Given problem: From the listing below, work out how many lines contain "Calendar". Reply with that number only.
## begin Data excerpts
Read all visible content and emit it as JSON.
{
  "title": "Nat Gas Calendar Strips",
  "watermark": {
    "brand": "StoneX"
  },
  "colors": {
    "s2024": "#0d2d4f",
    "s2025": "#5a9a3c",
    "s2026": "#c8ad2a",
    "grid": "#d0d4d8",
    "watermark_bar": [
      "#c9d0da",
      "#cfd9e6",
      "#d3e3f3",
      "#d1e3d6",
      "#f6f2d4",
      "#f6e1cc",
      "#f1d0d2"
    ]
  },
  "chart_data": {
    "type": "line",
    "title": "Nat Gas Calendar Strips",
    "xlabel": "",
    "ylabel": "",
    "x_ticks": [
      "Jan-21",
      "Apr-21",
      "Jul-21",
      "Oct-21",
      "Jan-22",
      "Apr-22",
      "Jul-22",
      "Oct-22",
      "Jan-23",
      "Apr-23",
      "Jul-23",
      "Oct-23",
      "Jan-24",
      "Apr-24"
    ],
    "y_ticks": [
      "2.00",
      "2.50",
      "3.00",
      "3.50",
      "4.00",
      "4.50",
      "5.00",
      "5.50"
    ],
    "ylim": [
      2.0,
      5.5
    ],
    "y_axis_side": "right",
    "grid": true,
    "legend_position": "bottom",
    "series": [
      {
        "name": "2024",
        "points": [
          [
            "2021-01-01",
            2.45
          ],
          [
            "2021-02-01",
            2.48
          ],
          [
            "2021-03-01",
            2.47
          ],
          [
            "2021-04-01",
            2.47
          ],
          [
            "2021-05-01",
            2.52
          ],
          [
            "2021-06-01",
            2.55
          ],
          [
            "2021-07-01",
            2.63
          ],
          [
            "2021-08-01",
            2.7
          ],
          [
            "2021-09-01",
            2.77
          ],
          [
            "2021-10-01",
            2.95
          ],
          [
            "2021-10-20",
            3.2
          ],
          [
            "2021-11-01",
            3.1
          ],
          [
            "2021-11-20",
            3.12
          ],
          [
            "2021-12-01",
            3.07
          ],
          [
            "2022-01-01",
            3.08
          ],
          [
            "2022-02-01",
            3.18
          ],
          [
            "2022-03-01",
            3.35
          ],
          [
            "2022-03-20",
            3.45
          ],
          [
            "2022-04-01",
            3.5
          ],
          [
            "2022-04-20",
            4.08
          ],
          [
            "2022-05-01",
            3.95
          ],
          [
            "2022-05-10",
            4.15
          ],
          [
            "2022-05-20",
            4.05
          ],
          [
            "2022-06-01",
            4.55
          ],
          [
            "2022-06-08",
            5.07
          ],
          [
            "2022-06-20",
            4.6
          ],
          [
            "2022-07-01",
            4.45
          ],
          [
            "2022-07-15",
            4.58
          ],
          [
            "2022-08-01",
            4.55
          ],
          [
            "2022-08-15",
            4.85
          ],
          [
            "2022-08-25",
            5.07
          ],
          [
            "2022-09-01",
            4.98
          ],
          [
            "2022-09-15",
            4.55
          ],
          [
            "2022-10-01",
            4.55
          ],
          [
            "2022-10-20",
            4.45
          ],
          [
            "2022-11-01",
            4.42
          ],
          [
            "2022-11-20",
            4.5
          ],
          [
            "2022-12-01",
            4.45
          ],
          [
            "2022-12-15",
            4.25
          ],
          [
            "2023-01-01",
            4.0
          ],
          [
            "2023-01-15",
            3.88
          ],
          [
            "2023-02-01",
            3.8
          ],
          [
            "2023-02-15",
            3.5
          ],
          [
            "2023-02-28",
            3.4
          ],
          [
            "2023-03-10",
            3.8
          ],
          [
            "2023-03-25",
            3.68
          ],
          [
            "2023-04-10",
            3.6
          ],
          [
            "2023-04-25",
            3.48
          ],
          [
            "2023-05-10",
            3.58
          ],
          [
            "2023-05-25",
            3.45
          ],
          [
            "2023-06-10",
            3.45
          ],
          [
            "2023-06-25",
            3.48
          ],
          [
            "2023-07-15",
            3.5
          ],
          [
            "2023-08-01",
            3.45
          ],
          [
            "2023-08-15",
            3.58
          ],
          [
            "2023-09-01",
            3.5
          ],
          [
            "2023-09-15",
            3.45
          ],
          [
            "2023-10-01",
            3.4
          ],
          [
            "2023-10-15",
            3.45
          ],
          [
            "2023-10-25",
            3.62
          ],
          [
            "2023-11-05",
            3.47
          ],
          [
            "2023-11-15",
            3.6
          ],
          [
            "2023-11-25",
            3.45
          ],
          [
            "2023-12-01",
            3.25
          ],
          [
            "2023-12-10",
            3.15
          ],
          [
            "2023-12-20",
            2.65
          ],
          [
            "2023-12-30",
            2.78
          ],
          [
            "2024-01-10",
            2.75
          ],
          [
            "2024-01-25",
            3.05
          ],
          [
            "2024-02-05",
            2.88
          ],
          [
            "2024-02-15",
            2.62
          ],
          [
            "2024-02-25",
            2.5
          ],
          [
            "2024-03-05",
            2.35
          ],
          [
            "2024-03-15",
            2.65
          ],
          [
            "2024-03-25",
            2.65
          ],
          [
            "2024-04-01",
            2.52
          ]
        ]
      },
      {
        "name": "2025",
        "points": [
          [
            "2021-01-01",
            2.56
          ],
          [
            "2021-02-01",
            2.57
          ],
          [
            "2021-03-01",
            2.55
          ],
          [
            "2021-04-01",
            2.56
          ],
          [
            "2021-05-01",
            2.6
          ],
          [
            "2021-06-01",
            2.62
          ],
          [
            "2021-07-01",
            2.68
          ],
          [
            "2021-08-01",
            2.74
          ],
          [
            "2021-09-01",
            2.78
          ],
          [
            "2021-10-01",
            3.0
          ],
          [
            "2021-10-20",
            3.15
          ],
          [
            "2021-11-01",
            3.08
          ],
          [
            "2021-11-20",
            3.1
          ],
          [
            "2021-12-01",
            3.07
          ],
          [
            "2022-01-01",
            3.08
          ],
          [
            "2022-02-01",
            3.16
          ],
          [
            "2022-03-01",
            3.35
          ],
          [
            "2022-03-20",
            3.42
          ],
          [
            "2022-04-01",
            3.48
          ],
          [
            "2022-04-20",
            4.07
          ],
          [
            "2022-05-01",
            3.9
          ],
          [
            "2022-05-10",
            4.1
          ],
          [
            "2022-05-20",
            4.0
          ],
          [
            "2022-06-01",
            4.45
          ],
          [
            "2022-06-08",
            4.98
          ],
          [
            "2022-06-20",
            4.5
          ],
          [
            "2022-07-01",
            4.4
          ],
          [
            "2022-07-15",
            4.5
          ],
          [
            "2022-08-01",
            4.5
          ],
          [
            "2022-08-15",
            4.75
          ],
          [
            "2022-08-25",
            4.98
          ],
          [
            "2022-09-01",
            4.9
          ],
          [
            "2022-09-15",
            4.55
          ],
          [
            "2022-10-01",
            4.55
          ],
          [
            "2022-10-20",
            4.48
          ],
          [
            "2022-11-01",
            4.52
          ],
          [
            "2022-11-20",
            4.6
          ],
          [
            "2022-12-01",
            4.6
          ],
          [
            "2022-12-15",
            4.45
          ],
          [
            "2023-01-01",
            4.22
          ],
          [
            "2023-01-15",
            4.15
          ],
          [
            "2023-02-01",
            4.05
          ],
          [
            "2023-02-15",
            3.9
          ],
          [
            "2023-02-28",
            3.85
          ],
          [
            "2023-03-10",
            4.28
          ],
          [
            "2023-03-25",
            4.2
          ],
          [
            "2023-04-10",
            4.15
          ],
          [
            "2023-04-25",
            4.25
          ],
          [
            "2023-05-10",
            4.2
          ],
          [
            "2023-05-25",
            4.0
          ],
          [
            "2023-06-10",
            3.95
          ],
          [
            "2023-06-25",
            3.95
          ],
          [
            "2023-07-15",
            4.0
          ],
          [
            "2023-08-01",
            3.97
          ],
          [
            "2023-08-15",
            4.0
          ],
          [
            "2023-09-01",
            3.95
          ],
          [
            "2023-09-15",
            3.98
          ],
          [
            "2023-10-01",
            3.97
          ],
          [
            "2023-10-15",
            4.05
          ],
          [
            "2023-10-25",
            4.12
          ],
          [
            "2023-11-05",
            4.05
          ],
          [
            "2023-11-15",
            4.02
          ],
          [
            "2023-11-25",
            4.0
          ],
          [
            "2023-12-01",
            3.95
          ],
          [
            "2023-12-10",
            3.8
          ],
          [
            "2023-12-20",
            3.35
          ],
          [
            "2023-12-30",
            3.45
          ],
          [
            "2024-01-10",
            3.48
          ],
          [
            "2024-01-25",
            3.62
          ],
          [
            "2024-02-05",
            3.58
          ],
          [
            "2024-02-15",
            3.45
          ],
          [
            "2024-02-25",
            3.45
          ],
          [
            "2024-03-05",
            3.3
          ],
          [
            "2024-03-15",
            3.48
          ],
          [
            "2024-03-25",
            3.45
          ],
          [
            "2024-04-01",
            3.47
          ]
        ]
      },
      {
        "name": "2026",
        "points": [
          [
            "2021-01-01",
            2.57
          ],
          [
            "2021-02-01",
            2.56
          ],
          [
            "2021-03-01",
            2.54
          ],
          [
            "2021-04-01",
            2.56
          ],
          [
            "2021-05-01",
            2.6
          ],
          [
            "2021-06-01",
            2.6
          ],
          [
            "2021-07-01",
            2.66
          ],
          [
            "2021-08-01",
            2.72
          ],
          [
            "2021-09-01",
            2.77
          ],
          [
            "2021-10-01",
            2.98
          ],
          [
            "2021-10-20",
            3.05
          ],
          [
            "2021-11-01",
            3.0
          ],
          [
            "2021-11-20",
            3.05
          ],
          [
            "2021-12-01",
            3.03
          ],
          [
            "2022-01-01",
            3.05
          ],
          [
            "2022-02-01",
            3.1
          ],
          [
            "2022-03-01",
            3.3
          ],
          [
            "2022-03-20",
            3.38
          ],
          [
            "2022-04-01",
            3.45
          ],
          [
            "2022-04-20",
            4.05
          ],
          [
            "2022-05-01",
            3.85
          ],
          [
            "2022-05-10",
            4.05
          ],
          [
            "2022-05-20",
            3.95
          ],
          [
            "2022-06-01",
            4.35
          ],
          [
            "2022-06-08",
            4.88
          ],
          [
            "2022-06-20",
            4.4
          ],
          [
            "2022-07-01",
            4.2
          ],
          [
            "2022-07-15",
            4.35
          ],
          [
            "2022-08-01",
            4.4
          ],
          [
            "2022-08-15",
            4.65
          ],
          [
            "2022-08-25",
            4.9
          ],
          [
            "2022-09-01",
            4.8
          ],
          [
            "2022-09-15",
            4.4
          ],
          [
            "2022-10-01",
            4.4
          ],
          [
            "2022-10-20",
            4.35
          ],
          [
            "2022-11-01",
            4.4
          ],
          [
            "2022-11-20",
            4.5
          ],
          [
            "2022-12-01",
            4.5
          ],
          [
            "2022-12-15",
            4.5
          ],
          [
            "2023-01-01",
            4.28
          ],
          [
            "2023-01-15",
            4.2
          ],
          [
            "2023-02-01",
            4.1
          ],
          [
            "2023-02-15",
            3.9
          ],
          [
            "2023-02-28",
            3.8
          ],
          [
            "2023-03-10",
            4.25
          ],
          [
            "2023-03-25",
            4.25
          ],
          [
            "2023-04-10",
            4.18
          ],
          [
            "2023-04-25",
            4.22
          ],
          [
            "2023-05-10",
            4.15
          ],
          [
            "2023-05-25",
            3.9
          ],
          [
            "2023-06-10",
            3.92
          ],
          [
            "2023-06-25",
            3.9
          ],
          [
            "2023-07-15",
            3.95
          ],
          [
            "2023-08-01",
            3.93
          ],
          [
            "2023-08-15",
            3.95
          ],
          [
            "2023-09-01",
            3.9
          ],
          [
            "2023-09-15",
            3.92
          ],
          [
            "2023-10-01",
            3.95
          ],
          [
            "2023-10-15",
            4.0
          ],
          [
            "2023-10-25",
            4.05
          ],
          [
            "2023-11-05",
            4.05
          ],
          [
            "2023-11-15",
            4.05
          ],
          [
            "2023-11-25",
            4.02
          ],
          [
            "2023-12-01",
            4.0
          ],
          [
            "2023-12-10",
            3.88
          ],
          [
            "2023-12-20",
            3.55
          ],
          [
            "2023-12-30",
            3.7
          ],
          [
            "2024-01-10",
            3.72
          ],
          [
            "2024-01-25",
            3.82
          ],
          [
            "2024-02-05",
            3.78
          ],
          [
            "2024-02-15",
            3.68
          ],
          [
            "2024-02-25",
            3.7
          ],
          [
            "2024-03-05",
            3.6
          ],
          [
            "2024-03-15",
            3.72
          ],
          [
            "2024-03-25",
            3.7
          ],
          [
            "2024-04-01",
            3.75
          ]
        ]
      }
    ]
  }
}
## end Data excerpts
Final result: 2